## Set task
Report only how many lines of the entries below contain the string "Social".

## Data records
- - - - - - -

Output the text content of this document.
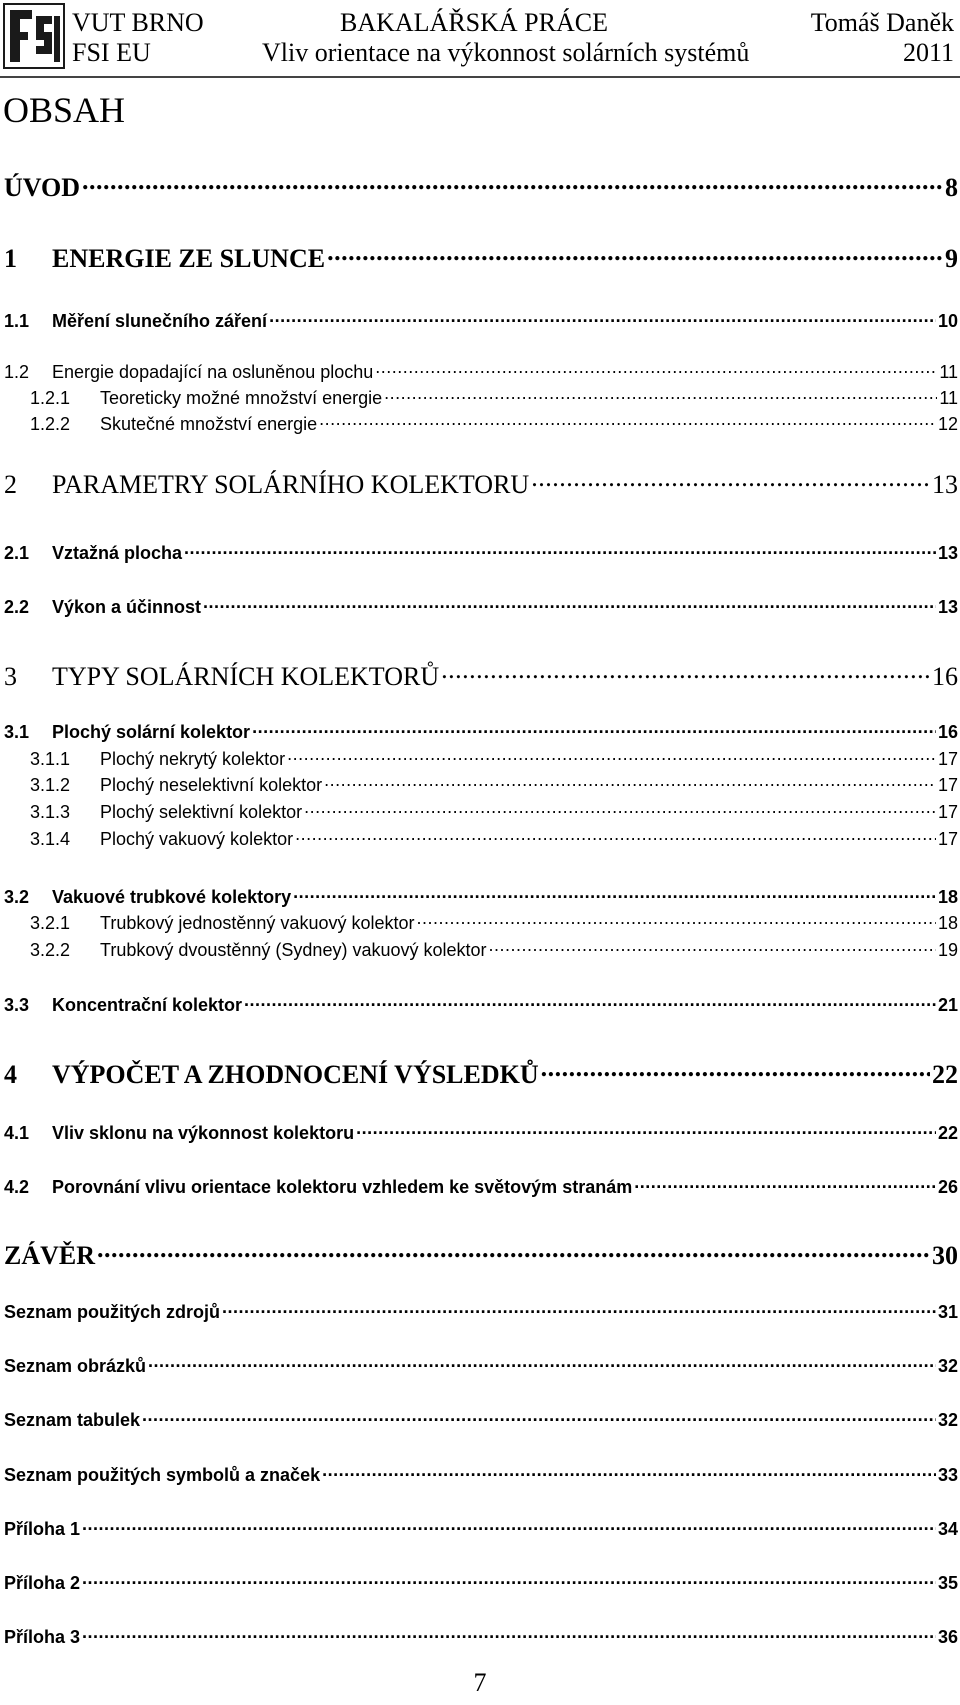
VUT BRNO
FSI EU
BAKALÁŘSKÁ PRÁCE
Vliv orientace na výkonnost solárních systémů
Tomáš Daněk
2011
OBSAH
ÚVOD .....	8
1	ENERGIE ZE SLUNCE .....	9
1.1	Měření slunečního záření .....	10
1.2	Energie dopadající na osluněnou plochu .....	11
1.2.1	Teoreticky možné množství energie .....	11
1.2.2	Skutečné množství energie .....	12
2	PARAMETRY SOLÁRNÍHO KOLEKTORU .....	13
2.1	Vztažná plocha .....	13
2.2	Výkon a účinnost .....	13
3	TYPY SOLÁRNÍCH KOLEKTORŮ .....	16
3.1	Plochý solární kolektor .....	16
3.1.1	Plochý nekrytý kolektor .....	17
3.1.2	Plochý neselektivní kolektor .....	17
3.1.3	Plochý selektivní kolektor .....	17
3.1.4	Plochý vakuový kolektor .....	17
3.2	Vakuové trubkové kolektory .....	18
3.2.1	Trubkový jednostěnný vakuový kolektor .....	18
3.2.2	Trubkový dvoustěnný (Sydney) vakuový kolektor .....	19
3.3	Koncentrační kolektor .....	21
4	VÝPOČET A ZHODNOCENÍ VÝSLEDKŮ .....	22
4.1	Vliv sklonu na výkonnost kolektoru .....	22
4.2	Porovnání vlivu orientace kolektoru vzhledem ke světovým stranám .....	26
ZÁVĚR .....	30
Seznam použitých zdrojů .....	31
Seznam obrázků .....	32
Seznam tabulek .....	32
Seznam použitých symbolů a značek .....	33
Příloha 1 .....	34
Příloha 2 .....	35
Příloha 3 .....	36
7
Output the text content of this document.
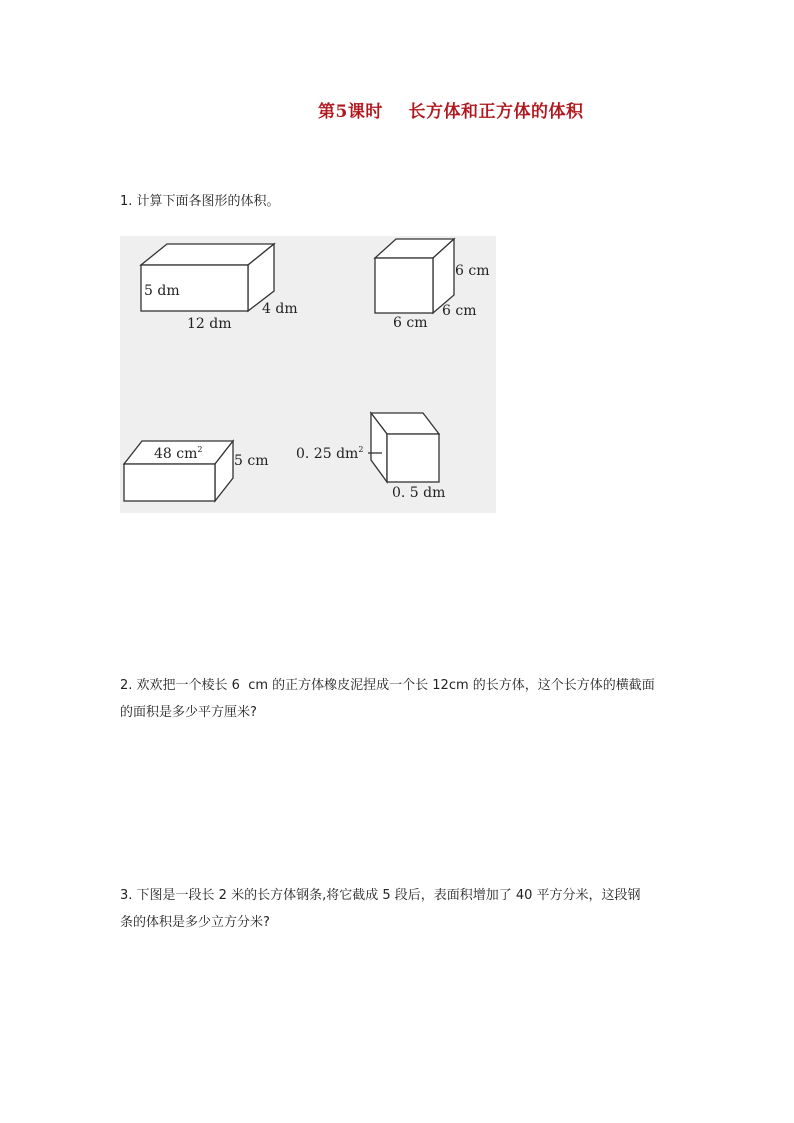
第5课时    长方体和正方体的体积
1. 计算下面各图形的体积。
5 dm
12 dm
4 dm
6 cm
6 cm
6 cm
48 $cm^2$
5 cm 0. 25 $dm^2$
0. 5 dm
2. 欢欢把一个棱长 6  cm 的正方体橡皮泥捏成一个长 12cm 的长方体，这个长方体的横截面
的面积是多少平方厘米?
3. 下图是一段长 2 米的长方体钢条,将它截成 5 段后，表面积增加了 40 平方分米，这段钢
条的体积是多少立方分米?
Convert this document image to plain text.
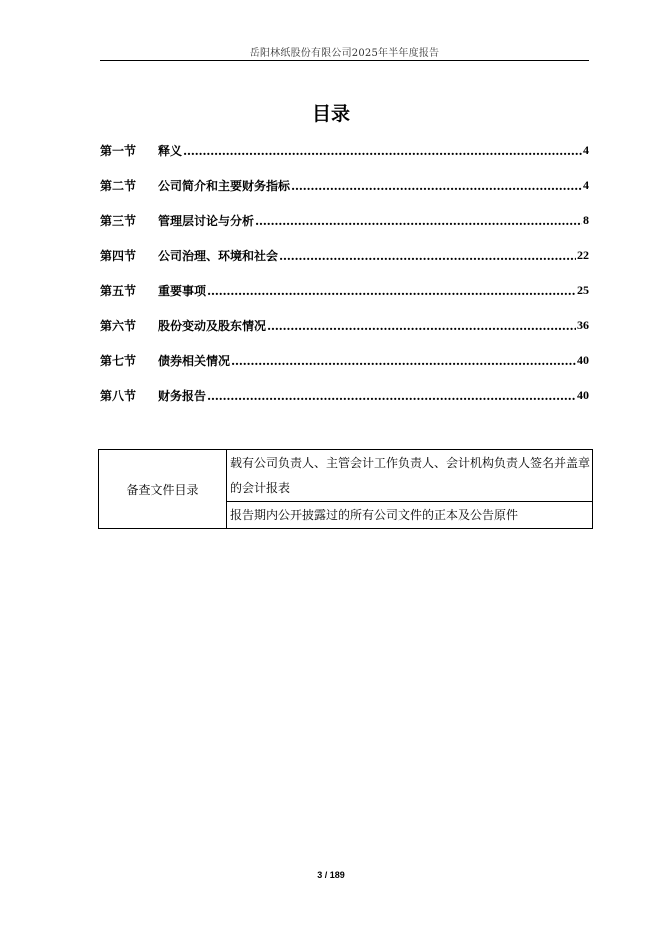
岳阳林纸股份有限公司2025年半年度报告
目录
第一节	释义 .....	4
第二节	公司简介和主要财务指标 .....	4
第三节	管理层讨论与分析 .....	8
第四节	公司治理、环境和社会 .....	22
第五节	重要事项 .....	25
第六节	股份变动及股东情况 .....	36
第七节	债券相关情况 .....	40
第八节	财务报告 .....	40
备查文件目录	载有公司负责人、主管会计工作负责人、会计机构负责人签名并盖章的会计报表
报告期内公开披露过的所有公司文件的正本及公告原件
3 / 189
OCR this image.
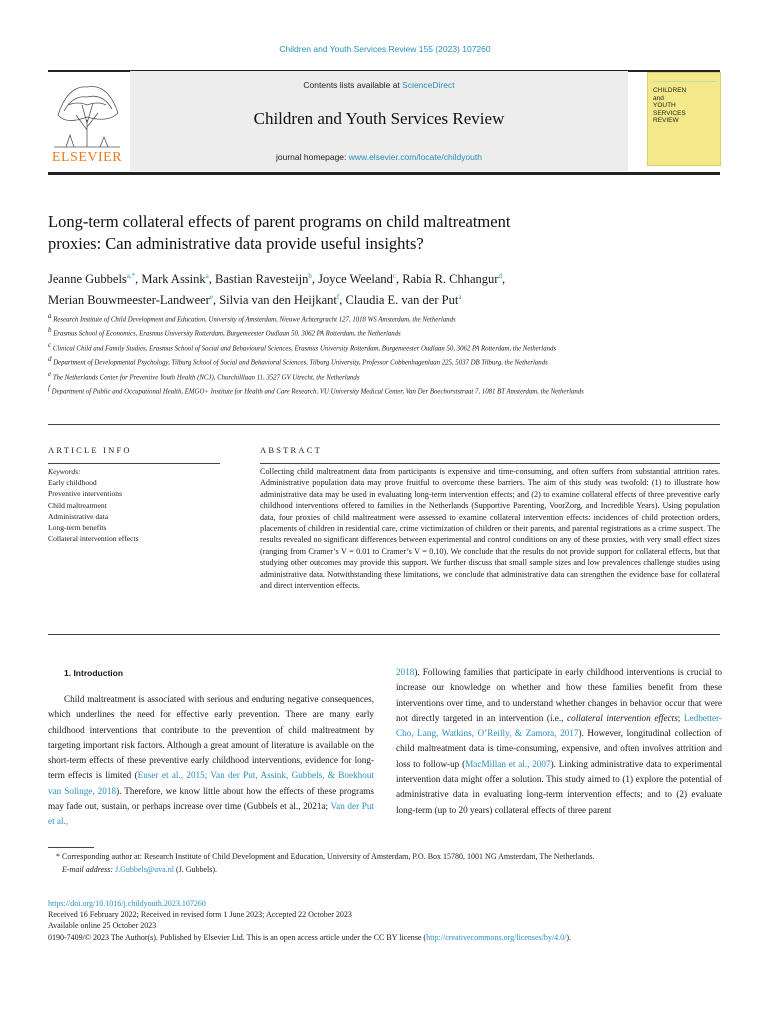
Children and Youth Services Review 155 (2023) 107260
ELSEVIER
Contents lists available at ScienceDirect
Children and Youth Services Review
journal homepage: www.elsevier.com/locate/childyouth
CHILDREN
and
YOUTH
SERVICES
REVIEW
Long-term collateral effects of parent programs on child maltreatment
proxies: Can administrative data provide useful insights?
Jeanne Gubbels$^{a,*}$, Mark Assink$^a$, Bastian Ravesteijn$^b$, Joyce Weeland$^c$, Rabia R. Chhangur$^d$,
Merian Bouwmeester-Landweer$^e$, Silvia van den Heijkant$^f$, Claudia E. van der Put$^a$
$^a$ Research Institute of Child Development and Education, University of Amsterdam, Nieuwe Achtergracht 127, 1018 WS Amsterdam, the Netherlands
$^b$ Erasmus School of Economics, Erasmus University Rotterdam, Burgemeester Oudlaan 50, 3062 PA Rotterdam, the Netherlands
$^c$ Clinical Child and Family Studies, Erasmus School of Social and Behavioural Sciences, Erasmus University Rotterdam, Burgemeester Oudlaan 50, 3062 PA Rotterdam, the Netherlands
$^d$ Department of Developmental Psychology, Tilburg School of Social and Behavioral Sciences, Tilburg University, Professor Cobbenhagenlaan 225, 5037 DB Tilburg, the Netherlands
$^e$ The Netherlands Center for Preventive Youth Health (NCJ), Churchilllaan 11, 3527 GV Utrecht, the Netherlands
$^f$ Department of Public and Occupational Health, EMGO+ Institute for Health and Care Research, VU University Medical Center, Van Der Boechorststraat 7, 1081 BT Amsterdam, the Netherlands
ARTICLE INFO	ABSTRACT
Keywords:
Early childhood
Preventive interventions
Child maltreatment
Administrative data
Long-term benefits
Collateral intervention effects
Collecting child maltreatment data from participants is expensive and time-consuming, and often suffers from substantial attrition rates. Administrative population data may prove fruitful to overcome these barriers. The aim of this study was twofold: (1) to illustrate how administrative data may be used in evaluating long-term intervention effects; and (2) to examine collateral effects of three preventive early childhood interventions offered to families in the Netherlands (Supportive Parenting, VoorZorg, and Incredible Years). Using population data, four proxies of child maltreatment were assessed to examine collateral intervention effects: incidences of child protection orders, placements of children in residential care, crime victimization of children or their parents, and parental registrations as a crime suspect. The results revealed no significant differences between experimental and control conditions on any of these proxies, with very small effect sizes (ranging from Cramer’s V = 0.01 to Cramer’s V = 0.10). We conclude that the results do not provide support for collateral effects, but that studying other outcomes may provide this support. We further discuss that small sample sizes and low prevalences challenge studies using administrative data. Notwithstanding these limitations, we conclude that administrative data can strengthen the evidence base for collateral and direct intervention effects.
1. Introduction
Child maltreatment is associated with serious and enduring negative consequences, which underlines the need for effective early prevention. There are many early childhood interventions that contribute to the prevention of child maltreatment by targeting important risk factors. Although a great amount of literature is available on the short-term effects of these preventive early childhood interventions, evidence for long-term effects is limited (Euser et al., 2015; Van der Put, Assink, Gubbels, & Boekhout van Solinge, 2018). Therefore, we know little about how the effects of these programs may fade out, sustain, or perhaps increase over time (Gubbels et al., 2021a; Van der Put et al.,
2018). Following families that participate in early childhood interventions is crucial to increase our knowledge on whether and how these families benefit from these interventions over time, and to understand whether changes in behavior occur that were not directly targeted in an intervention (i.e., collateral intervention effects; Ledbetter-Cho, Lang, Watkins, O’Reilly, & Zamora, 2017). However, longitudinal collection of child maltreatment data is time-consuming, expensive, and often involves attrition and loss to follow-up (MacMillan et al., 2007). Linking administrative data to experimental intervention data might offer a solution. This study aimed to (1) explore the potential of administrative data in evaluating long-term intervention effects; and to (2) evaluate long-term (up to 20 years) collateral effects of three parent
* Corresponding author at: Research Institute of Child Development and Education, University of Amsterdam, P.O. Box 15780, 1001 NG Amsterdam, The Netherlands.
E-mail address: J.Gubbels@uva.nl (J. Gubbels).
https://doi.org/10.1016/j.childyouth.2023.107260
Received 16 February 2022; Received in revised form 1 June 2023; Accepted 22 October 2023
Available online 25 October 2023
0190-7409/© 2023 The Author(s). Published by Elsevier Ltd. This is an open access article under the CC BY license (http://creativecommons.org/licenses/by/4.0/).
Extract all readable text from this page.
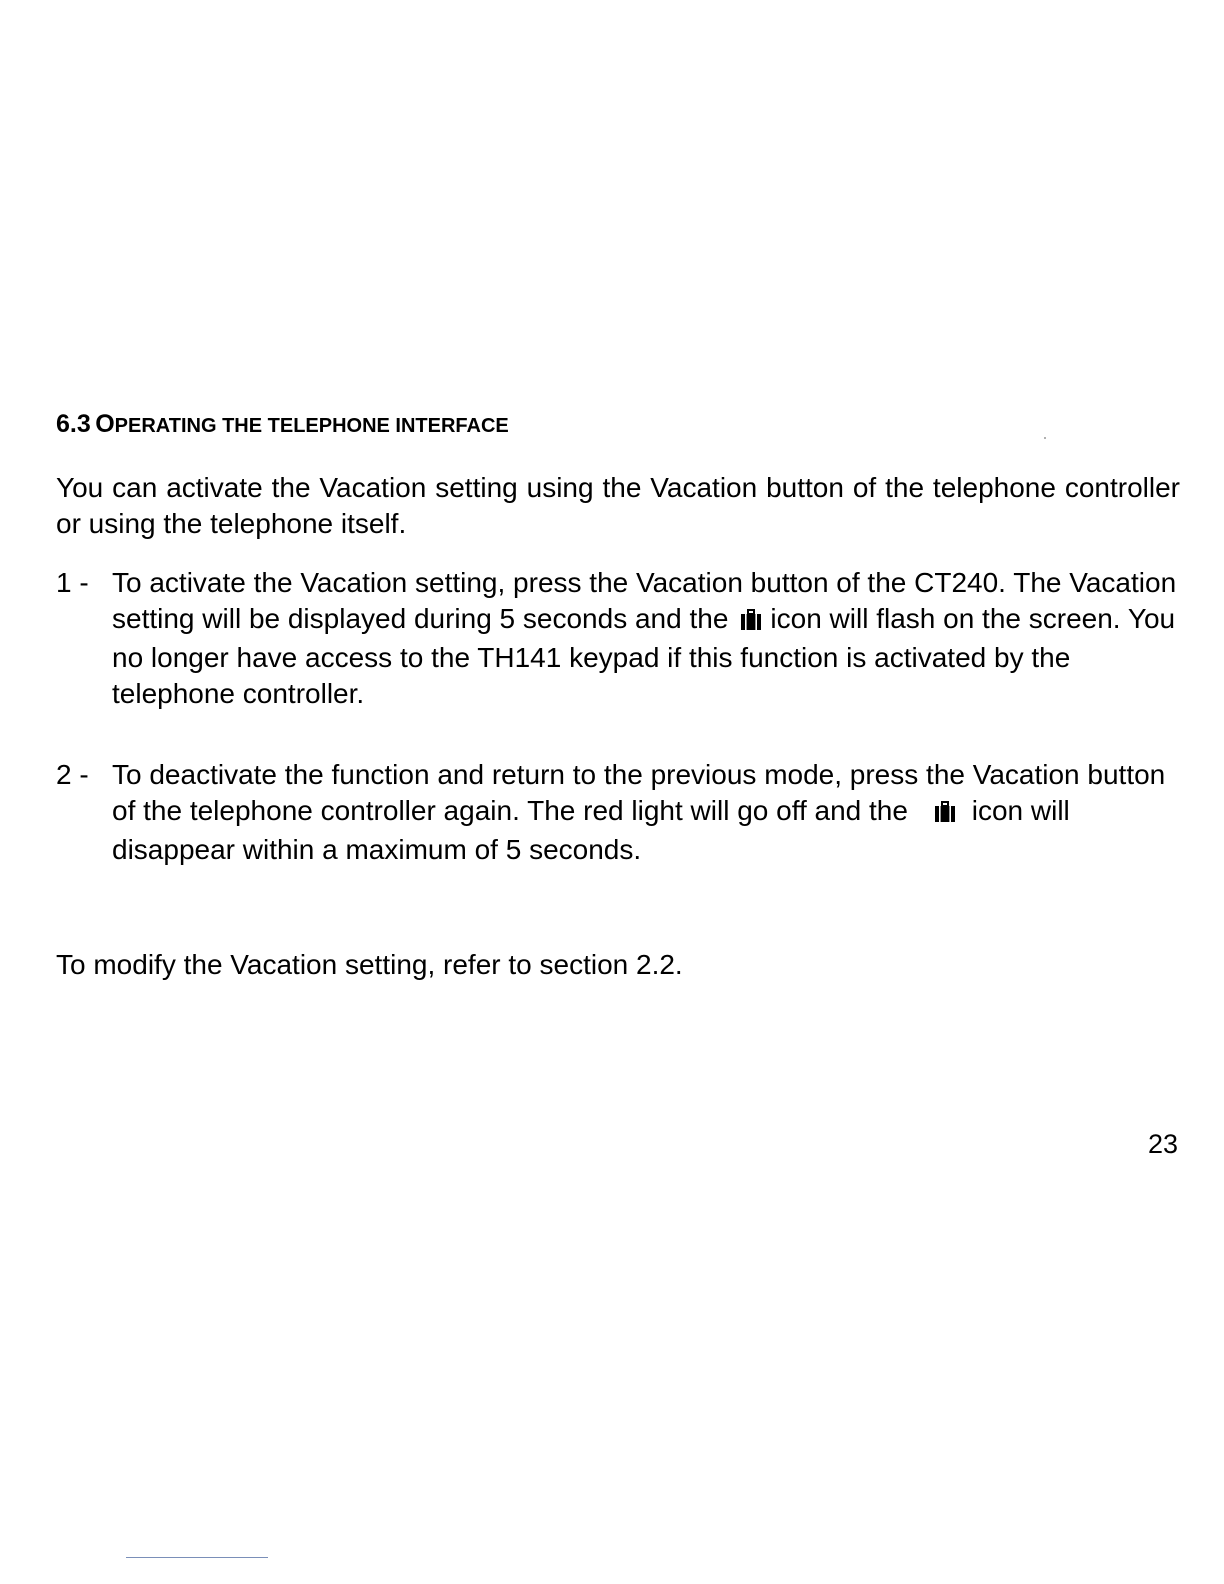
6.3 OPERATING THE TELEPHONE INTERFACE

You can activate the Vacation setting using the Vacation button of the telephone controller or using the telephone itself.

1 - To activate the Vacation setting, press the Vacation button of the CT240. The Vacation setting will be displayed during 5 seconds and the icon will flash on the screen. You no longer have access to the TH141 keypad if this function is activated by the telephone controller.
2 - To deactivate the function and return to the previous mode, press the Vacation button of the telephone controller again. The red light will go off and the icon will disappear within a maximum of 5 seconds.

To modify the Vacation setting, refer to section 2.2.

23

- - - - - - -

## Completed task
2